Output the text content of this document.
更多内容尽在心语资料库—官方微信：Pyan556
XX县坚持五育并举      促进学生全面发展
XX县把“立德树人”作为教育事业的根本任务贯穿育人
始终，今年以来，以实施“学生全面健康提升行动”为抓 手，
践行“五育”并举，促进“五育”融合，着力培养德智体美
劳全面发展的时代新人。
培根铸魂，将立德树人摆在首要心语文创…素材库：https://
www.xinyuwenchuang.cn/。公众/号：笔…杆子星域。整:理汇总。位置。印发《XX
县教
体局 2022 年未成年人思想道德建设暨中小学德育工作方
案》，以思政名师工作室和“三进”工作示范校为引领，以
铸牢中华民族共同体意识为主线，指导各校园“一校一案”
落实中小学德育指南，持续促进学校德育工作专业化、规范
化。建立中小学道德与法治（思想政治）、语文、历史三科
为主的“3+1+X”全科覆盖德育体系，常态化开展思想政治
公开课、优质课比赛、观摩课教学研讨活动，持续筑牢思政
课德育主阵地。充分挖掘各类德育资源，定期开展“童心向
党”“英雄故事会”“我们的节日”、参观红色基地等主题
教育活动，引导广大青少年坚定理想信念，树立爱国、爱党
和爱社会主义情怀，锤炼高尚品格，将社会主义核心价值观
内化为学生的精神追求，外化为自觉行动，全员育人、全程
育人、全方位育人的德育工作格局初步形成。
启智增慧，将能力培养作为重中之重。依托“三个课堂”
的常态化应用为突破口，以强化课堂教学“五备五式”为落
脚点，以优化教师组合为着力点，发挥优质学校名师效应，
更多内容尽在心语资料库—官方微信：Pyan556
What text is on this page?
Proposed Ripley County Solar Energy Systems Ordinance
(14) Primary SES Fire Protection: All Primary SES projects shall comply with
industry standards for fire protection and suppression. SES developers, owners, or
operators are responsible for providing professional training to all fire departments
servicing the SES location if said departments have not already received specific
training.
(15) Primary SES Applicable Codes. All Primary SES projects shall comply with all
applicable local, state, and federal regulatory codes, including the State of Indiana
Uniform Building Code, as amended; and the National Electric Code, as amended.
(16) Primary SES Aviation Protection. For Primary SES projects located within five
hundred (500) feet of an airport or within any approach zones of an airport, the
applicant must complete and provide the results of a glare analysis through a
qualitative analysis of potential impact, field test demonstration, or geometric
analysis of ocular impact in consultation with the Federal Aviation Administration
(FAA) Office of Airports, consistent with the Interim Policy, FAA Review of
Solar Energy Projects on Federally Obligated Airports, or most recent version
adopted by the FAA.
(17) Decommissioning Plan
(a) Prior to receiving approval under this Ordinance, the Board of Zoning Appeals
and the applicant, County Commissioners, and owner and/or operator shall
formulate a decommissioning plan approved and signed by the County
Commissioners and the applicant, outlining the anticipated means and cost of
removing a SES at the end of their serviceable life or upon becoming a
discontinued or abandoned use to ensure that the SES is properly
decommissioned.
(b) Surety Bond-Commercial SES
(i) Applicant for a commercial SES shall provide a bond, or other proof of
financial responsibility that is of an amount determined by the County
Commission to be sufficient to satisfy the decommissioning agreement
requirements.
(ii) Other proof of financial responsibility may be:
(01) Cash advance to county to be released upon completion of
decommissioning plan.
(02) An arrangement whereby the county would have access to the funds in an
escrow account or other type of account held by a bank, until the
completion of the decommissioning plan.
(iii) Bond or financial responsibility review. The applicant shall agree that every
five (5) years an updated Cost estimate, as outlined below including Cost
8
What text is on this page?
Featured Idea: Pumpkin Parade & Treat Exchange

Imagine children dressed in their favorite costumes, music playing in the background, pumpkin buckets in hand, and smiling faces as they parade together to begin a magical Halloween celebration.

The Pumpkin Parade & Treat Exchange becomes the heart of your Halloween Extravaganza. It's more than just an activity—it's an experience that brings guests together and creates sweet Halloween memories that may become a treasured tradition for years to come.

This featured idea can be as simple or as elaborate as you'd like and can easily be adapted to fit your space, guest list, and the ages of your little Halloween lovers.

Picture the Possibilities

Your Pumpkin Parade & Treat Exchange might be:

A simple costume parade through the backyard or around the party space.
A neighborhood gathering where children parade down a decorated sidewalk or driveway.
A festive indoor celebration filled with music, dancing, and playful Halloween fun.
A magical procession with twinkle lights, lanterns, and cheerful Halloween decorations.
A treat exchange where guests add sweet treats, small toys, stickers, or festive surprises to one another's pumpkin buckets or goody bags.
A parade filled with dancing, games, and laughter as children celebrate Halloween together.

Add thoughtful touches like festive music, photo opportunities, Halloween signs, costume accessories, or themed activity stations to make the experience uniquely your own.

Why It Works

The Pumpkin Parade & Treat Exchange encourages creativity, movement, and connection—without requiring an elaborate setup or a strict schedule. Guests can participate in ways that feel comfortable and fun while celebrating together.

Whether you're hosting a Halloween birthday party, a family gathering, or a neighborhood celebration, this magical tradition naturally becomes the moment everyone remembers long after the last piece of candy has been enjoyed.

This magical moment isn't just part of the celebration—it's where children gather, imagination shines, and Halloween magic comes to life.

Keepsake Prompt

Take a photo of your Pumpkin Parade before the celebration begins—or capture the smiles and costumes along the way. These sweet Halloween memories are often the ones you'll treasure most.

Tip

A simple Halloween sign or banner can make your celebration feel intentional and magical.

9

Problem details —
Write out the full listing, keeping every line exactly as it is.

Answer for this exercise —
Output the text content of this document.
更多内容尽在心语资料库—官方微信：Pyan556
XX县坚持五育并举      促进学生全面发展
XX县把“立德树人”作为教育事业的根本任务贯穿育人
始终，今年以来，以实施“学生全面健康提升行动”为抓 手，
践行“五育”并举，促进“五育”融合，着力培养德智体美
劳全面发展的时代新人。
培根铸魂，将立德树人摆在首要心语文创…素材库：https://
www.xinyuwenchuang.cn/。公众/号：笔…杆子星域。整:理汇总。位置。印发《XX
县教
体局 2022 年未成年人思想道德建设暨中小学德育工作方
案》，以思政名师工作室和“三进”工作示范校为引领，以
铸牢中华民族共同体意识为主线，指导各校园“一校一案”
落实中小学德育指南，持续促进学校德育工作专业化、规范
化。建立中小学道德与法治（思想政治）、语文、历史三科
为主的“3+1+X”全科覆盖德育体系，常态化开展思想政治
公开课、优质课比赛、观摩课教学研讨活动，持续筑牢思政
课德育主阵地。充分挖掘各类德育资源，定期开展“童心向
党”“英雄故事会”“我们的节日”、参观红色基地等主题
教育活动，引导广大青少年坚定理想信念，树立爱国、爱党
和爱社会主义情怀，锤炼高尚品格，将社会主义核心价值观
内化为学生的精神追求，外化为自觉行动，全员育人、全程
育人、全方位育人的德育工作格局初步形成。
启智增慧，将能力培养作为重中之重。依托“三个课堂”
的常态化应用为突破口，以强化课堂教学“五备五式”为落
脚点，以优化教师组合为着力点，发挥优质学校名师效应，
更多内容尽在心语资料库—官方微信：Pyan556
What text is on this page?
Proposed Ripley County Solar Energy Systems Ordinance
(14) Primary SES Fire Protection: All Primary SES projects shall comply with
industry standards for fire protection and suppression. SES developers, owners, or
operators are responsible for providing professional training to all fire departments
servicing the SES location if said departments have not already received specific
training.
(15) Primary SES Applicable Codes. All Primary SES projects shall comply with all
applicable local, state, and federal regulatory codes, including the State of Indiana
Uniform Building Code, as amended; and the National Electric Code, as amended.
(16) Primary SES Aviation Protection. For Primary SES projects located within five
hundred (500) feet of an airport or within any approach zones of an airport, the
applicant must complete and provide the results of a glare analysis through a
qualitative analysis of potential impact, field test demonstration, or geometric
analysis of ocular impact in consultation with the Federal Aviation Administration
(FAA) Office of Airports, consistent with the Interim Policy, FAA Review of
Solar Energy Projects on Federally Obligated Airports, or most recent version
adopted by the FAA.
(17) Decommissioning Plan
(a) Prior to receiving approval under this Ordinance, the Board of Zoning Appeals
and the applicant, County Commissioners, and owner and/or operator shall
formulate a decommissioning plan approved and signed by the County
Commissioners and the applicant, outlining the anticipated means and cost of
removing a SES at the end of their serviceable life or upon becoming a
discontinued or abandoned use to ensure that the SES is properly
decommissioned.
(b) Surety Bond-Commercial SES
(i) Applicant for a commercial SES shall provide a bond, or other proof of
financial responsibility that is of an amount determined by the County
Commission to be sufficient to satisfy the decommissioning agreement
requirements.
(ii) Other proof of financial responsibility may be:
(01) Cash advance to county to be released upon completion of
decommissioning plan.
(02) An arrangement whereby the county would have access to the funds in an
escrow account or other type of account held by a bank, until the
completion of the decommissioning plan.
(iii) Bond or financial responsibility review. The applicant shall agree that every
five (5) years an updated Cost estimate, as outlined below including Cost
8
What text is on this page?
Featured Idea: Pumpkin Parade & Treat Exchange

Imagine children dressed in their favorite costumes, music playing in the background, pumpkin buckets in hand, and smiling faces as they parade together to begin a magical Halloween celebration.

The Pumpkin Parade & Treat Exchange becomes the heart of your Halloween Extravaganza. It's more than just an activity—it's an experience that brings guests together and creates sweet Halloween memories that may become a treasured tradition for years to come.

This featured idea can be as simple or as elaborate as you'd like and can easily be adapted to fit your space, guest list, and the ages of your little Halloween lovers.

Picture the Possibilities

Your Pumpkin Parade & Treat Exchange might be:

A simple costume parade through the backyard or around the party space.
A neighborhood gathering where children parade down a decorated sidewalk or driveway.
A festive indoor celebration filled with music, dancing, and playful Halloween fun.
A magical procession with twinkle lights, lanterns, and cheerful Halloween decorations.
A treat exchange where guests add sweet treats, small toys, stickers, or festive surprises to one another's pumpkin buckets or goody bags.
A parade filled with dancing, games, and laughter as children celebrate Halloween together.

Add thoughtful touches like festive music, photo opportunities, Halloween signs, costume accessories, or themed activity stations to make the experience uniquely your own.

Why It Works

The Pumpkin Parade & Treat Exchange encourages creativity, movement, and connection—without requiring an elaborate setup or a strict schedule. Guests can participate in ways that feel comfortable and fun while celebrating together.

Whether you're hosting a Halloween birthday party, a family gathering, or a neighborhood celebration, this magical tradition naturally becomes the moment everyone remembers long after the last piece of candy has been enjoyed.

This magical moment isn't just part of the celebration—it's where children gather, imagination shines, and Halloween magic comes to life.

Keepsake Prompt

Take a photo of your Pumpkin Parade before the celebration begins—or capture the smiles and costumes along the way. These sweet Halloween memories are often the ones you'll treasure most.

Tip

A simple Halloween sign or banner can make your celebration feel intentional and magical.

9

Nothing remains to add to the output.